◆ **TEXT EXCERPT**
----

The S1P1 receptor is a type of receptor in cells that can be targeted in the design of new treatments for diseases such as multiple sclerosis.Structural biology is a field of study aimed at determining the molecular structure of biological molecules, such as proteins, and how alterations in their structures affect their function.
The ability to determine how well different drugs bind to a protein receptor to turn on or turn off the receptor provides a powerful way to design new drugs that selectively target certain receptors and not others, a major stumbling block to drug development.
"This work is an excellent example of how structural studies can reveal insights into basic principles of protein function and how this may lead to smarter, safer drugs,” said NIH Director Francis S. Collins, M.D., Ph.D.
Collins continued, "This approach could be used to design better therapies for a variety of adverse health conditions."

----

◆ **PROBLEMS TO SOLVE**
a: Decide whether each statement agrees with the passage on the S1P1 receptor, answering yes or no and quoting the deciding words: (i) The S1P1 receptor can be targeted when designing treatments for multiple sclerosis. (ii) Francis S. Collins is identified as the NIH Director. (iii) Structural biology looks only at how proteins function, not at their molecular structure.
b: Carry the passage on the S1P1 receptor forward for a few sentences, starting after its final sentence.
The lines that follow are separate material and have no connection to the passage on the S1P1 receptor.

----

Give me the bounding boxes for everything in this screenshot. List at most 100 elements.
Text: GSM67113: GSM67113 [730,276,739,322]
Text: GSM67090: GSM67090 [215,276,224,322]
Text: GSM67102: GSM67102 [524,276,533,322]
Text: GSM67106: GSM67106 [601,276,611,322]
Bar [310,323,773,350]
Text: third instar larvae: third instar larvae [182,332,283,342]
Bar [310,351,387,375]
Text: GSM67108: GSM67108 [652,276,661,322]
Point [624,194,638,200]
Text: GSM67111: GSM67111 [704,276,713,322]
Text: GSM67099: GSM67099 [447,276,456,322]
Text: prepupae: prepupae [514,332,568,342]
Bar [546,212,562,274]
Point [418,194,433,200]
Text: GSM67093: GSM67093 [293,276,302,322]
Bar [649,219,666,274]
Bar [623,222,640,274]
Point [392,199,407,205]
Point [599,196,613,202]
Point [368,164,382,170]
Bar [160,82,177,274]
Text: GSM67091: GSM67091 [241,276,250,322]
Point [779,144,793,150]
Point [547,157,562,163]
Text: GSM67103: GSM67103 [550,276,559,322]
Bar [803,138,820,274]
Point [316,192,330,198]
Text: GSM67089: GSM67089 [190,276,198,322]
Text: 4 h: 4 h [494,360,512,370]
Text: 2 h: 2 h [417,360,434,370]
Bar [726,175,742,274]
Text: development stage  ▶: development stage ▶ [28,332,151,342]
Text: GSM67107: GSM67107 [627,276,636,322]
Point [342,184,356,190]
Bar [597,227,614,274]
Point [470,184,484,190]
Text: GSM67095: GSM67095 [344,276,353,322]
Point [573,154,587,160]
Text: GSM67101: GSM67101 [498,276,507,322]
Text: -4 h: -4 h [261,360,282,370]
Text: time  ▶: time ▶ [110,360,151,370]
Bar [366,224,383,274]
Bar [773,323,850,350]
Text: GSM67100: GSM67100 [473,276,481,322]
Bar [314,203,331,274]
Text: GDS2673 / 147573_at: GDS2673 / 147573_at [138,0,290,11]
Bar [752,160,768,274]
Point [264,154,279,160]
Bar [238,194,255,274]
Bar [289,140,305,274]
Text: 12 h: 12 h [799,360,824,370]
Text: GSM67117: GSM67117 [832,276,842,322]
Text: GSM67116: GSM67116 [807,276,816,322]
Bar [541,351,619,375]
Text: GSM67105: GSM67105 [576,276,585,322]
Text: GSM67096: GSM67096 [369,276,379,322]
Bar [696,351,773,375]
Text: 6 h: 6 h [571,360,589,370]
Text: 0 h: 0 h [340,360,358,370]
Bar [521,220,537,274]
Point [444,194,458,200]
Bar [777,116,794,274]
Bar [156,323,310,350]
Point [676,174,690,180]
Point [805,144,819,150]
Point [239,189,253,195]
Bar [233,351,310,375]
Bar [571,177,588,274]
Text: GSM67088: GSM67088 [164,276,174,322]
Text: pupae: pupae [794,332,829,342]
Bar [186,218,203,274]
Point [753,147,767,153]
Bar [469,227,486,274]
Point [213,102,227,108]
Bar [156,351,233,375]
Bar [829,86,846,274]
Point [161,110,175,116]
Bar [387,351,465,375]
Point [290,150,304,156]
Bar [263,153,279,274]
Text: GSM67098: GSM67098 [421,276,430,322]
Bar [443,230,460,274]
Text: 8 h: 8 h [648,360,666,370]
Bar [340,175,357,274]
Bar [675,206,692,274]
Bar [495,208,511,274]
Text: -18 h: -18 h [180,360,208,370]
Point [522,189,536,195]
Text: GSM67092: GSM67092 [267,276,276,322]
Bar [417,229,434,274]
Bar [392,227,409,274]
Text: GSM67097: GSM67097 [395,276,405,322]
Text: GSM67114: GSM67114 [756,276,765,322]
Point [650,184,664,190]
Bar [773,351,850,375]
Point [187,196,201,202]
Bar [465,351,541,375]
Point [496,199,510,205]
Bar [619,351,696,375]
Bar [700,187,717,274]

----

◆ **WRITTEN RESPONSES**
a:
(i) Yes: "can be targeted in the design of new treatments for diseases such as multiple sclerosis"
(ii) Yes: "said NIH Director Francis S. Collins, M.D., Ph.D."
(iii) No: "aimed at determining the molecular structure of biological molecules, such as proteins"

b:
G-protein coupled receptors (GPCRs) comprise a highly diverse class of protein receptors that are common targets of therapeutic interventions due to their central roles in multiple normal and pathological processes.
GPCRs reside on the surface of cells and are activated by binding select molecules. The sphingosine 1-phosphate 1 (S1P1) receptor is a GPCR that is activated by certain fat molecules.
Its role in the immune response has made it an attractive therapeutic target for multiple sclerosis, a disease where the body's own immune system attacks and damages nerve cells.
However, S1P1 is so similar to several other GPCRs that modifying its function selectively without affecting other receptors has proven difficult.
Using technology developed through the Structural Biology Program of the NIH Common Fund, established through the NIH Reform Act to support innovative, trans-NIH programs, along with the NIGMS-funded Protein Structure Initiative (PSI), the research teams of Drs. Raymond Stevens, Ph.D., and Hugh Rosen, M.D., Ph.D., of The Scripps Institute teamed up to take molecular snapshots of S1P1 bound to different activators and inhibitors developed through the Common Fund's Molecular Libraries and Imaging Program.
The snapshots revealed that S1P1 has structural features that allow it to bind activators in two ways. One of these structural features varies subtly between related GPCRs, such that molecules can be designed to activate S1P1 selectively.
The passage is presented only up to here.